Exercise requirements:
Below are some entries; can you quote all of them exactly?

Materials provided:
%%

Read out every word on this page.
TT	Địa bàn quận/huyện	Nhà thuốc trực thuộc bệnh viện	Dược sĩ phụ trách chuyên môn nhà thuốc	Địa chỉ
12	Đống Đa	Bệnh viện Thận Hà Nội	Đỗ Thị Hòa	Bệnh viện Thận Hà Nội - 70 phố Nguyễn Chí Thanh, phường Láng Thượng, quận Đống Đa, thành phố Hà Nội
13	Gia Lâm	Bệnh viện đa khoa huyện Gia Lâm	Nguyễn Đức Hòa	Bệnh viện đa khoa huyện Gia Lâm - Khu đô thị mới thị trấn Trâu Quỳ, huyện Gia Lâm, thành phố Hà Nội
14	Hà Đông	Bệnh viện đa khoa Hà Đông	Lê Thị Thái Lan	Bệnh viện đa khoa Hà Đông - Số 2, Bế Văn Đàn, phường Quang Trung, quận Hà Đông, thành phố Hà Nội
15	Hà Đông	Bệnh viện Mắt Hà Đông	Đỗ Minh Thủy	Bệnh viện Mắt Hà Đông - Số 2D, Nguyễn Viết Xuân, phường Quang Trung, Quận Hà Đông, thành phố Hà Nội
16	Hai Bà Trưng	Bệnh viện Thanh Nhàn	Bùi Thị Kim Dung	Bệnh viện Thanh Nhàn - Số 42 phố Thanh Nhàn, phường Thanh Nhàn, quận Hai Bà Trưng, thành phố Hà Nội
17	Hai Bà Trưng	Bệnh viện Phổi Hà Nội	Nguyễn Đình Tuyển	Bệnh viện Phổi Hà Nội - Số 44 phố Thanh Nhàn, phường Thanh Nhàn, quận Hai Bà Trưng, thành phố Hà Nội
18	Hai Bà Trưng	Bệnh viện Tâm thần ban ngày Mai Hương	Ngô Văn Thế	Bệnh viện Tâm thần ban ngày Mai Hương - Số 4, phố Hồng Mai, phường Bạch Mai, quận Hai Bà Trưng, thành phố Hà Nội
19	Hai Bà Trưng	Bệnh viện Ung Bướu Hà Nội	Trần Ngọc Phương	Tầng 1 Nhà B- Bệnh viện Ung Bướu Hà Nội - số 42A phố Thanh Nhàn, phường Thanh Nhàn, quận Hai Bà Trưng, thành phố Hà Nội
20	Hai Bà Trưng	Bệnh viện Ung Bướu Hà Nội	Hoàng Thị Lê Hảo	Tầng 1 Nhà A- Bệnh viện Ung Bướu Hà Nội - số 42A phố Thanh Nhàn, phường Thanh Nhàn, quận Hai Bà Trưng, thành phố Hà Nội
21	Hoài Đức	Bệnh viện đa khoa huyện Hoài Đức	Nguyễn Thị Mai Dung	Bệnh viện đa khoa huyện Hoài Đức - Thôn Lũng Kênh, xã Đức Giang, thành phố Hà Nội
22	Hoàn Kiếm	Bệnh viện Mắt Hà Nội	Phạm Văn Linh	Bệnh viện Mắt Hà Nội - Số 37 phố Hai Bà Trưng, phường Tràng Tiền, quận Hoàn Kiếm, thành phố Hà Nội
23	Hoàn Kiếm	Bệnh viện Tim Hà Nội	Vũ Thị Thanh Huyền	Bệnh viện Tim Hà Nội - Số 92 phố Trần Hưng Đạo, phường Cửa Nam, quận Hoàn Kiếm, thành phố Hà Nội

%%

Answer to this exercise:
Read out every word on this page.
TT	Địa bàn quận/huyện	Nhà thuốc trực thuộc bệnh viện	Dược sĩ phụ trách chuyên môn nhà thuốc	Địa chỉ
12	Đống Đa	Bệnh viện Thận Hà Nội	Đỗ Thị Hòa	Bệnh viện Thận Hà Nội - 70 phố Nguyễn Chí Thanh, phường Láng Thượng, quận Đống Đa, thành phố Hà Nội
13	Gia Lâm	Bệnh viện đa khoa huyện Gia Lâm	Nguyễn Đức Hòa	Bệnh viện đa khoa huyện Gia Lâm - Khu đô thị mới thị trấn Trâu Quỳ, huyện Gia Lâm, thành phố Hà Nội
14	Hà Đông	Bệnh viện đa khoa Hà Đông	Lê Thị Thái Lan	Bệnh viện đa khoa Hà Đông - Số 2, Bế Văn Đàn, phường Quang Trung, quận Hà Đông, thành phố Hà Nội
15	Hà Đông	Bệnh viện Mắt Hà Đông	Đỗ Minh Thủy	Bệnh viện Mắt Hà Đông - Số 2D, Nguyễn Viết Xuân, phường Quang Trung, Quận Hà Đông, thành phố Hà Nội
16	Hai Bà Trưng	Bệnh viện Thanh Nhàn	Bùi Thị Kim Dung	Bệnh viện Thanh Nhàn - Số 42 phố Thanh Nhàn, phường Thanh Nhàn, quận Hai Bà Trưng, thành phố Hà Nội
17	Hai Bà Trưng	Bệnh viện Phổi Hà Nội	Nguyễn Đình Tuyển	Bệnh viện Phổi Hà Nội - Số 44 phố Thanh Nhàn, phường Thanh Nhàn, quận Hai Bà Trưng, thành phố Hà Nội
18	Hai Bà Trưng	Bệnh viện Tâm thần ban ngày Mai Hương	Ngô Văn Thế	Bệnh viện Tâm thần ban ngày Mai Hương - Số 4, phố Hồng Mai, phường Bạch Mai, quận Hai Bà Trưng, thành phố Hà Nội
19	Hai Bà Trưng	Bệnh viện Ung Bướu Hà Nội	Trần Ngọc Phương	Tầng 1 Nhà B- Bệnh viện Ung Bướu Hà Nội - số 42A phố Thanh Nhàn, phường Thanh Nhàn, quận Hai Bà Trưng, thành phố Hà Nội
20	Hai Bà Trưng	Bệnh viện Ung Bướu Hà Nội	Hoàng Thị Lê Hảo	Tầng 1 Nhà A- Bệnh viện Ung Bướu Hà Nội - số 42A phố Thanh Nhàn, phường Thanh Nhàn, quận Hai Bà Trưng, thành phố Hà Nội
21	Hoài Đức	Bệnh viện đa khoa huyện Hoài Đức	Nguyễn Thị Mai Dung	Bệnh viện đa khoa huyện Hoài Đức - Thôn Lũng Kênh, xã Đức Giang, thành phố Hà Nội
22	Hoàn Kiếm	Bệnh viện Mắt Hà Nội	Phạm Văn Linh	Bệnh viện Mắt Hà Nội - Số 37 phố Hai Bà Trưng, phường Tràng Tiền, quận Hoàn Kiếm, thành phố Hà Nội
23	Hoàn Kiếm	Bệnh viện Tim Hà Nội	Vũ Thị Thanh Huyền	Bệnh viện Tim Hà Nội - Số 92 phố Trần Hưng Đạo, phường Cửa Nam, quận Hoàn Kiếm, thành phố Hà Nội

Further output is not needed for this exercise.